Your task is to output the entries below word for word.

Rows from a figure dataset:
## BEGIN

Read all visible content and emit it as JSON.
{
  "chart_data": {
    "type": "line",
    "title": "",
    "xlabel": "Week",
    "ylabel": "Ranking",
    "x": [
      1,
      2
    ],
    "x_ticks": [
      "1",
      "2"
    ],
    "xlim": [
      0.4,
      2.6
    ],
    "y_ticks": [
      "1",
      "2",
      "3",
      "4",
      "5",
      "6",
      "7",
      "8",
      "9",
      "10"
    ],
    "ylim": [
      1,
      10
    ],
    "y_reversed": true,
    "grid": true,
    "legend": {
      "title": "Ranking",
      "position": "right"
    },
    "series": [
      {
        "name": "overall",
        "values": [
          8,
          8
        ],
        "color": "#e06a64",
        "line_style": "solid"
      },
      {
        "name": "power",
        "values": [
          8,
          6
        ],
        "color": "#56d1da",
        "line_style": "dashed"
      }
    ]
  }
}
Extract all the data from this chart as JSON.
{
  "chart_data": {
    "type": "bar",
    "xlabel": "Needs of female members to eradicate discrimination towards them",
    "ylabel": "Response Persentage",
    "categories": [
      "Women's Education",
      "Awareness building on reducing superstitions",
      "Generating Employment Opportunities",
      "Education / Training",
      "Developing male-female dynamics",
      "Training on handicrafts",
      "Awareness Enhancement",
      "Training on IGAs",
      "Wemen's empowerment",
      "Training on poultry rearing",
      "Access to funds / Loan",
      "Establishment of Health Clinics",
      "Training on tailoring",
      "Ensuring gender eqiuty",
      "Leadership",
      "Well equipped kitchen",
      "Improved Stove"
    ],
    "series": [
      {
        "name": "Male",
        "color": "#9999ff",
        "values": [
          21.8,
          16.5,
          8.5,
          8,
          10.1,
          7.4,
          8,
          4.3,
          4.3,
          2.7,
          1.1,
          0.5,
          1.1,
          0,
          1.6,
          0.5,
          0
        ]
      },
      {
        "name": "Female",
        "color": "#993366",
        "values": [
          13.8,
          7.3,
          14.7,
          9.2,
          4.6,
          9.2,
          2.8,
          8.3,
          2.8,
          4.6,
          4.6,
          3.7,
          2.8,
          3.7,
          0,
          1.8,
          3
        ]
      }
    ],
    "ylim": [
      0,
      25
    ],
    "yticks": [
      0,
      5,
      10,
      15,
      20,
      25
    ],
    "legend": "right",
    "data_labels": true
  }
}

## END

◆ SOLUTION TO THE PROBLEM ◆
Read all visible content and emit it as JSON.
{
  "chart_data": {
    "type": "line",
    "title": "",
    "xlabel": "Week",
    "ylabel": "Ranking",
    "x": [
      1,
      2
    ],
    "x_ticks": [
      "1",
      "2"
    ],
    "xlim": [
      0.4,
      2.6
    ],
    "y_ticks": [
      "1",
      "2",
      "3",
      "4",
      "5",
      "6",
      "7",
      "8",
      "9",
      "10"
    ],
    "ylim": [
      1,
      10
    ],
    "y_reversed": true,
    "grid": true,
    "legend": {
      "title": "Ranking",
      "position": "right"
    },
    "series": [
      {
        "name": "overall",
        "values": [
          8,
          8
        ],
        "color": "#e06a64",
        "line_style": "solid"
      },
      {
        "name": "power",
        "values": [
          8,
          6
        ],
        "color": "#56d1da",
        "line_style": "dashed"
      }
    ]
  }
}
Extract all the data from this chart as JSON.
{
  "chart_data": {
    "type": "bar",
    "xlabel": "Needs of female members to eradicate discrimination towards them",
    "ylabel": "Response Persentage",
    "categories": [
      "Women's Education",
      "Awareness building on reducing superstitions",
      "Generating Employment Opportunities",
      "Education / Training",
      "Developing male-female dynamics",
      "Training on handicrafts",
      "Awareness Enhancement",
      "Training on IGAs",
      "Wemen's empowerment",
      "Training on poultry rearing",
      "Access to funds / Loan",
      "Establishment of Health Clinics",
      "Training on tailoring",
      "Ensuring gender eqiuty",
      "Leadership",
      "Well equipped kitchen",
      "Improved Stove"
    ],
    "series": [
      {
        "name": "Male",
        "color": "#9999ff",
        "values": [
          21.8,
          16.5,
          8.5,
          8,
          10.1,
          7.4,
          8,
          4.3,
          4.3,
          2.7,
          1.1,
          0.5,
          1.1,
          0,
          1.6,
          0.5,
          0
        ]
      },
      {
        "name": "Female",
        "color": "#993366",
        "values": [
          13.8,
          7.3,
          14.7,
          9.2,
          4.6,
          9.2,
          2.8,
          8.3,
          2.8,
          4.6,
          4.6,
          3.7,
          2.8,
          3.7,
          0,
          1.8,
          3
        ]
      }
    ],
    "ylim": [
      0,
      25
    ],
    "yticks": [
      0,
      5,
      10,
      15,
      20,
      25
    ],
    "legend": "right",
    "data_labels": true
  }
}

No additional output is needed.